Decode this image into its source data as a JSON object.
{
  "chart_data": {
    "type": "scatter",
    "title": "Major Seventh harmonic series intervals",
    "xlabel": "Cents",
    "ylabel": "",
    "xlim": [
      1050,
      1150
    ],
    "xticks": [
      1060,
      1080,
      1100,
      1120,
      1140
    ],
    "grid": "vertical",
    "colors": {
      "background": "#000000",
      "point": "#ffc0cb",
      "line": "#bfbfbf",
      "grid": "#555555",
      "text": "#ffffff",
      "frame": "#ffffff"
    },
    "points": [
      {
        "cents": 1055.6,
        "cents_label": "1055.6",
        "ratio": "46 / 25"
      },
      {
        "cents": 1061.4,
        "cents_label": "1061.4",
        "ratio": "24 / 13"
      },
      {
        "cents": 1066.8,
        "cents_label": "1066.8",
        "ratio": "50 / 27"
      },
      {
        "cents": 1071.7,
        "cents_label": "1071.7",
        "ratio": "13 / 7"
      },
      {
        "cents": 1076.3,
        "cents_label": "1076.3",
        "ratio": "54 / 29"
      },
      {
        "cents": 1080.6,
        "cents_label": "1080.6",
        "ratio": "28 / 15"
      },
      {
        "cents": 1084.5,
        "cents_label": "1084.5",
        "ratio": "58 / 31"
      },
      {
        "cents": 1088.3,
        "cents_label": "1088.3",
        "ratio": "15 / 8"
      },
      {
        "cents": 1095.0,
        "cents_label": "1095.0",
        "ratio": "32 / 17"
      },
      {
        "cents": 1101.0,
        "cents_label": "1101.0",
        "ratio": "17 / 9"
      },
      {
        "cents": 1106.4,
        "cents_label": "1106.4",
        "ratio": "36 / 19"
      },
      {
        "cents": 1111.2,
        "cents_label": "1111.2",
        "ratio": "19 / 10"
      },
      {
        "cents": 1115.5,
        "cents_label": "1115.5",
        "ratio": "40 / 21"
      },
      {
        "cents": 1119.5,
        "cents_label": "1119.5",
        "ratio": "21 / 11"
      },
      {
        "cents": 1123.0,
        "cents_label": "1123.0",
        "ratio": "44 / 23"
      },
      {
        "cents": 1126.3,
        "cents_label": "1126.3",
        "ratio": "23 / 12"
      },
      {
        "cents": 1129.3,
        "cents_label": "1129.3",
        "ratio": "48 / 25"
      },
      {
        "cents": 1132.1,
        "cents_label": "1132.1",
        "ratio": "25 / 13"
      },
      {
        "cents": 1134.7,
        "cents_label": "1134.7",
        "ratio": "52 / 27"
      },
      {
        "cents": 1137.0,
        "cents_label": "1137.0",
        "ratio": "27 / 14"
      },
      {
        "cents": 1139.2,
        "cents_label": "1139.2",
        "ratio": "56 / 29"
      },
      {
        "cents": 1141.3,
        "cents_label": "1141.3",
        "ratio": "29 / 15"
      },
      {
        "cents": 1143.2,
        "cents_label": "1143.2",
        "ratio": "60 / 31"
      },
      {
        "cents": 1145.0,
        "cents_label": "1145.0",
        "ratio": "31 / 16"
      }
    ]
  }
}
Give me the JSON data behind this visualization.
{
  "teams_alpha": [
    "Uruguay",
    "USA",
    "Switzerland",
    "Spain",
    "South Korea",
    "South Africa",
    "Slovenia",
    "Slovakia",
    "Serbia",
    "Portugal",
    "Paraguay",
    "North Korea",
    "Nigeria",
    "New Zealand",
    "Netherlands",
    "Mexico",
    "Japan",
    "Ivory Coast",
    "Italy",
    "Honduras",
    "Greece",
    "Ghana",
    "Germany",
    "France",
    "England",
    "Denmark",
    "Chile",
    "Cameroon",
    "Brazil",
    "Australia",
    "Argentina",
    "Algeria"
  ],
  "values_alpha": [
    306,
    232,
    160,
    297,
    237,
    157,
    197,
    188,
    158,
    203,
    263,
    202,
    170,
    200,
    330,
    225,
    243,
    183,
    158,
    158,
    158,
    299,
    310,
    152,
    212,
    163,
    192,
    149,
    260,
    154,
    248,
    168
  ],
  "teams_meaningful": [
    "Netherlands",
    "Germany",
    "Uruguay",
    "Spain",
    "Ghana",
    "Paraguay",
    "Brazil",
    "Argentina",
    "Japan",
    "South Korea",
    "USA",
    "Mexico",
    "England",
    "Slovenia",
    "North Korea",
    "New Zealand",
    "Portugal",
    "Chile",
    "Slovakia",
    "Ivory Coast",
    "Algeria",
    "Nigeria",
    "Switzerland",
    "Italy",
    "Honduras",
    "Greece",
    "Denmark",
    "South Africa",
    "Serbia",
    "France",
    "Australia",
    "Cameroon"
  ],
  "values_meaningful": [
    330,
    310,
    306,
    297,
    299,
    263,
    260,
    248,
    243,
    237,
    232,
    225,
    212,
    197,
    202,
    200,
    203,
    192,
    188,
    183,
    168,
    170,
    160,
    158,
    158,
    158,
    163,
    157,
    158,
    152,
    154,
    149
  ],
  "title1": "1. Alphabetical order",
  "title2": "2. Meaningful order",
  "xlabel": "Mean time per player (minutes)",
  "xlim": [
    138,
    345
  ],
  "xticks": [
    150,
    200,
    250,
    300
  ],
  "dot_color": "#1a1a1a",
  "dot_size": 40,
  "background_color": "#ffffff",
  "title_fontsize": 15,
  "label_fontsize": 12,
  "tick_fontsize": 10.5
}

◆ **Task requirements**:
Produce an exact copy of the whole listing.

◆ **Response for this exercise**:
Decode this image into its source data as a JSON object.
{
  "chart_data": {
    "type": "scatter",
    "title": "Major Seventh harmonic series intervals",
    "xlabel": "Cents",
    "ylabel": "",
    "xlim": [
      1050,
      1150
    ],
    "xticks": [
      1060,
      1080,
      1100,
      1120,
      1140
    ],
    "grid": "vertical",
    "colors": {
      "background": "#000000",
      "point": "#ffc0cb",
      "line": "#bfbfbf",
      "grid": "#555555",
      "text": "#ffffff",
      "frame": "#ffffff"
    },
    "points": [
      {
        "cents": 1055.6,
        "cents_label": "1055.6",
        "ratio": "46 / 25"
      },
      {
        "cents": 1061.4,
        "cents_label": "1061.4",
        "ratio": "24 / 13"
      },
      {
        "cents": 1066.8,
        "cents_label": "1066.8",
        "ratio": "50 / 27"
      },
      {
        "cents": 1071.7,
        "cents_label": "1071.7",
        "ratio": "13 / 7"
      },
      {
        "cents": 1076.3,
        "cents_label": "1076.3",
        "ratio": "54 / 29"
      },
      {
        "cents": 1080.6,
        "cents_label": "1080.6",
        "ratio": "28 / 15"
      },
      {
        "cents": 1084.5,
        "cents_label": "1084.5",
        "ratio": "58 / 31"
      },
      {
        "cents": 1088.3,
        "cents_label": "1088.3",
        "ratio": "15 / 8"
      },
      {
        "cents": 1095.0,
        "cents_label": "1095.0",
        "ratio": "32 / 17"
      },
      {
        "cents": 1101.0,
        "cents_label": "1101.0",
        "ratio": "17 / 9"
      },
      {
        "cents": 1106.4,
        "cents_label": "1106.4",
        "ratio": "36 / 19"
      },
      {
        "cents": 1111.2,
        "cents_label": "1111.2",
        "ratio": "19 / 10"
      },
      {
        "cents": 1115.5,
        "cents_label": "1115.5",
        "ratio": "40 / 21"
      },
      {
        "cents": 1119.5,
        "cents_label": "1119.5",
        "ratio": "21 / 11"
      },
      {
        "cents": 1123.0,
        "cents_label": "1123.0",
        "ratio": "44 / 23"
      },
      {
        "cents": 1126.3,
        "cents_label": "1126.3",
        "ratio": "23 / 12"
      },
      {
        "cents": 1129.3,
        "cents_label": "1129.3",
        "ratio": "48 / 25"
      },
      {
        "cents": 1132.1,
        "cents_label": "1132.1",
        "ratio": "25 / 13"
      },
      {
        "cents": 1134.7,
        "cents_label": "1134.7",
        "ratio": "52 / 27"
      },
      {
        "cents": 1137.0,
        "cents_label": "1137.0",
        "ratio": "27 / 14"
      },
      {
        "cents": 1139.2,
        "cents_label": "1139.2",
        "ratio": "56 / 29"
      },
      {
        "cents": 1141.3,
        "cents_label": "1141.3",
        "ratio": "29 / 15"
      },
      {
        "cents": 1143.2,
        "cents_label": "1143.2",
        "ratio": "60 / 31"
      },
      {
        "cents": 1145.0,
        "cents_label": "1145.0",
        "ratio": "31 / 16"
      }
    ]
  }
}
Give me the JSON data behind this visualization.
{
  "teams_alpha": [
    "Uruguay",
    "USA",
    "Switzerland",
    "Spain",
    "South Korea",
    "South Africa",
    "Slovenia",
    "Slovakia",
    "Serbia",
    "Portugal",
    "Paraguay",
    "North Korea",
    "Nigeria",
    "New Zealand",
    "Netherlands",
    "Mexico",
    "Japan",
    "Ivory Coast",
    "Italy",
    "Honduras",
    "Greece",
    "Ghana",
    "Germany",
    "France",
    "England",
    "Denmark",
    "Chile",
    "Cameroon",
    "Brazil",
    "Australia",
    "Argentina",
    "Algeria"
  ],
  "values_alpha": [
    306,
    232,
    160,
    297,
    237,
    157,
    197,
    188,
    158,
    203,
    263,
    202,
    170,
    200,
    330,
    225,
    243,
    183,
    158,
    158,
    158,
    299,
    310,
    152,
    212,
    163,
    192,
    149,
    260,
    154,
    248,
    168
  ],
  "teams_meaningful": [
    "Netherlands",
    "Germany",
    "Uruguay",
    "Spain",
    "Ghana",
    "Paraguay",
    "Brazil",
    "Argentina",
    "Japan",
    "South Korea",
    "USA",
    "Mexico",
    "England",
    "Slovenia",
    "North Korea",
    "New Zealand",
    "Portugal",
    "Chile",
    "Slovakia",
    "Ivory Coast",
    "Algeria",
    "Nigeria",
    "Switzerland",
    "Italy",
    "Honduras",
    "Greece",
    "Denmark",
    "South Africa",
    "Serbia",
    "France",
    "Australia",
    "Cameroon"
  ],
  "values_meaningful": [
    330,
    310,
    306,
    297,
    299,
    263,
    260,
    248,
    243,
    237,
    232,
    225,
    212,
    197,
    202,
    200,
    203,
    192,
    188,
    183,
    168,
    170,
    160,
    158,
    158,
    158,
    163,
    157,
    158,
    152,
    154,
    149
  ],
  "title1": "1. Alphabetical order",
  "title2": "2. Meaningful order",
  "xlabel": "Mean time per player (minutes)",
  "xlim": [
    138,
    345
  ],
  "xticks": [
    150,
    200,
    250,
    300
  ],
  "dot_color": "#1a1a1a",
  "dot_size": 40,
  "background_color": "#ffffff",
  "title_fontsize": 15,
  "label_fontsize": 12,
  "tick_fontsize": 10.5
}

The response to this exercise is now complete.